The exercise ▸ In the news passage on Crawford County, Wisconsin, how many years does Lydia Holt calculate she and her husband will be paying the same bills at their current rate?

Passage provided ▸
** START **

PRAIRIE DU CHIEN, Wis. (AP) — She tugged 13 envelopes from a cabinet above the stove, each one labeled with a different debt: the house payment, the student loans, the vacuum cleaner she bought on credit.
Lydia Holt and her husband tuck money into these envelopes with each paycheck to whittle away at what they owe. They both earn about $10 an hour. She did the math; at this rate, they’ll be paying these same bills for 87 years.
In 2012, Holt voted for Barack Obama because he promised her change, but she feels that change hasn’t reached her here. So last year she chose a presidential candidate unlike any she’d ever seen, the billionaire businessman who promised to help people like her win again.
Many of her neighbors did, too - so many that for the first time in more than 30 years, Crawford County, Wisconsin, a sturdy brick in the once-mighty Big Blue Wall, abandoned the Democratic Party and that wall crumbled. Some 50 counties stretching 300 miles down the Mississippi River - through Minnesota, Wisconsin, Iowa and Illinois - transformed in one election season into Trump Country.
They voted for Trump for an array of reasons, and the list of grievances they hope he now corrects is long and exacting: stagnant wages, the cost of health care, a hard-to-define feeling that things are not getting better, at least not for people like them.
Here in Crawford County, residents often recite two facts about their hometown, the first one proudly: It is the second-oldest community in the state. The next is that it’s also one of the poorest.

** END **

Raw records ▸
** START **

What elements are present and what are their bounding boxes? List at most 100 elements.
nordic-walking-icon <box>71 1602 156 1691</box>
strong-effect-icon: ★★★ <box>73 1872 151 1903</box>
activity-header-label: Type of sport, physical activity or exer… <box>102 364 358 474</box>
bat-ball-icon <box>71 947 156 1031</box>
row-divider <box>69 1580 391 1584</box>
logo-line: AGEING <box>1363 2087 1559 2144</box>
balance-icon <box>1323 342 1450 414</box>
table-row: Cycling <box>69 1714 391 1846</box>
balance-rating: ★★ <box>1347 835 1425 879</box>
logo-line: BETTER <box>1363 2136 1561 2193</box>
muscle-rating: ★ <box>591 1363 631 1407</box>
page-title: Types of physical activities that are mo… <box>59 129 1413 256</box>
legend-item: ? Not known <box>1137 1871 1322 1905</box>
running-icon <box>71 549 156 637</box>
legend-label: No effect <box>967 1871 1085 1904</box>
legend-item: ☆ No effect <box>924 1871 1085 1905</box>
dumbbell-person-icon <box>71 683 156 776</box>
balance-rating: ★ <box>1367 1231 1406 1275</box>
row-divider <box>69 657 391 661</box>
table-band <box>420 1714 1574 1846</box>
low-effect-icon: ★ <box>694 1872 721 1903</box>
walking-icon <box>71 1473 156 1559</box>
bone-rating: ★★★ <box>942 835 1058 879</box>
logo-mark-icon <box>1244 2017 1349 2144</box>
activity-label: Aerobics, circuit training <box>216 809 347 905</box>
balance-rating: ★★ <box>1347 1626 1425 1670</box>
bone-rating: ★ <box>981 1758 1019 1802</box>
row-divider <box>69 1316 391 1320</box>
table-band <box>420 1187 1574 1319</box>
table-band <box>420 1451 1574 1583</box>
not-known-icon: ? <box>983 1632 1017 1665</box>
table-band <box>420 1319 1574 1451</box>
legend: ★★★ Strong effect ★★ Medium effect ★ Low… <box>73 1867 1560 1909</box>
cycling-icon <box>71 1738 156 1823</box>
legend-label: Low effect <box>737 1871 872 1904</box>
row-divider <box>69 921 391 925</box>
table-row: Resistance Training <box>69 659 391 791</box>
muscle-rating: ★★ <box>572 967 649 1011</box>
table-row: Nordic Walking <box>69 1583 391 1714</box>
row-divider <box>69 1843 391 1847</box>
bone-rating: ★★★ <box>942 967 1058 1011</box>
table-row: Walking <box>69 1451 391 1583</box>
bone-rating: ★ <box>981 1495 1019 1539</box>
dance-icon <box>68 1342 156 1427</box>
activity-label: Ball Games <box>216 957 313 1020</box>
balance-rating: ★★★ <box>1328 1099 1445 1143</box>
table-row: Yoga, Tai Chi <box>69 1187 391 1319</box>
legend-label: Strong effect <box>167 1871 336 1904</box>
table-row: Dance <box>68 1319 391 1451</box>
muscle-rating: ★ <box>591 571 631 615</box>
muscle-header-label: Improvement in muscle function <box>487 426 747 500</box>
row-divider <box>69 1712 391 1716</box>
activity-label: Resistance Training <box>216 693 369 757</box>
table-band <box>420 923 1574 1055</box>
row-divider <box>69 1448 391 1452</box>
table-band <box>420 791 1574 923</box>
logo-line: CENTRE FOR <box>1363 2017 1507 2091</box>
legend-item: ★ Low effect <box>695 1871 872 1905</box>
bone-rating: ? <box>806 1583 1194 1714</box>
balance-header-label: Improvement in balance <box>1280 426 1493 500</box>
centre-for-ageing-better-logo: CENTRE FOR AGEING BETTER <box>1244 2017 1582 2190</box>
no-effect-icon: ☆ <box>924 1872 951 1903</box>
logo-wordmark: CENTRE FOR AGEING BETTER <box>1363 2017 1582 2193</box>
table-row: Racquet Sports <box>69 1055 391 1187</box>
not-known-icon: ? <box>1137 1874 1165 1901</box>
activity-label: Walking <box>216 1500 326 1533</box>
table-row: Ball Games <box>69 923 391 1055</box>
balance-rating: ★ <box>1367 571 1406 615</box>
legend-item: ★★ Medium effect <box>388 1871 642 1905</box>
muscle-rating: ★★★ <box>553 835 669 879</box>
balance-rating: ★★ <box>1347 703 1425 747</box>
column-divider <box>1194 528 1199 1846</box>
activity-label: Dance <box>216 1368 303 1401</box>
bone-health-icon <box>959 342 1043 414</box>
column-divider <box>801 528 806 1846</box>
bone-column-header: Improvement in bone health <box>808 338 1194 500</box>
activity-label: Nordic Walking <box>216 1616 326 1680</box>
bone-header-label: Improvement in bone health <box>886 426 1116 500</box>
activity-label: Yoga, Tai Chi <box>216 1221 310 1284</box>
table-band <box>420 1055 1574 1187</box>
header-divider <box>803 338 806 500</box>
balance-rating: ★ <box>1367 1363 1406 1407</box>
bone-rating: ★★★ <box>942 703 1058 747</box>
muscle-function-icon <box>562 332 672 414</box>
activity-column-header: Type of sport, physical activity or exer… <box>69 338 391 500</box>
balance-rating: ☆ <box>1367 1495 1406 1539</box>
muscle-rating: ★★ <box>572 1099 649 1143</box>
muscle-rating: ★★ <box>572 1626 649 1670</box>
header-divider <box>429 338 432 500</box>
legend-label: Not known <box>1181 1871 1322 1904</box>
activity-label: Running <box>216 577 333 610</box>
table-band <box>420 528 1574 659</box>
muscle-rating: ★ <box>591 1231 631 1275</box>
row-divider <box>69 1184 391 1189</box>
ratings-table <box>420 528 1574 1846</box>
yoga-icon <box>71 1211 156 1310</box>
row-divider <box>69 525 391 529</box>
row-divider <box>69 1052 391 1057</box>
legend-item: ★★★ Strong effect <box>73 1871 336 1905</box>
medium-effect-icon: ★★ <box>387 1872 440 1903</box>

** END **

Exercise answer ▸ 87 years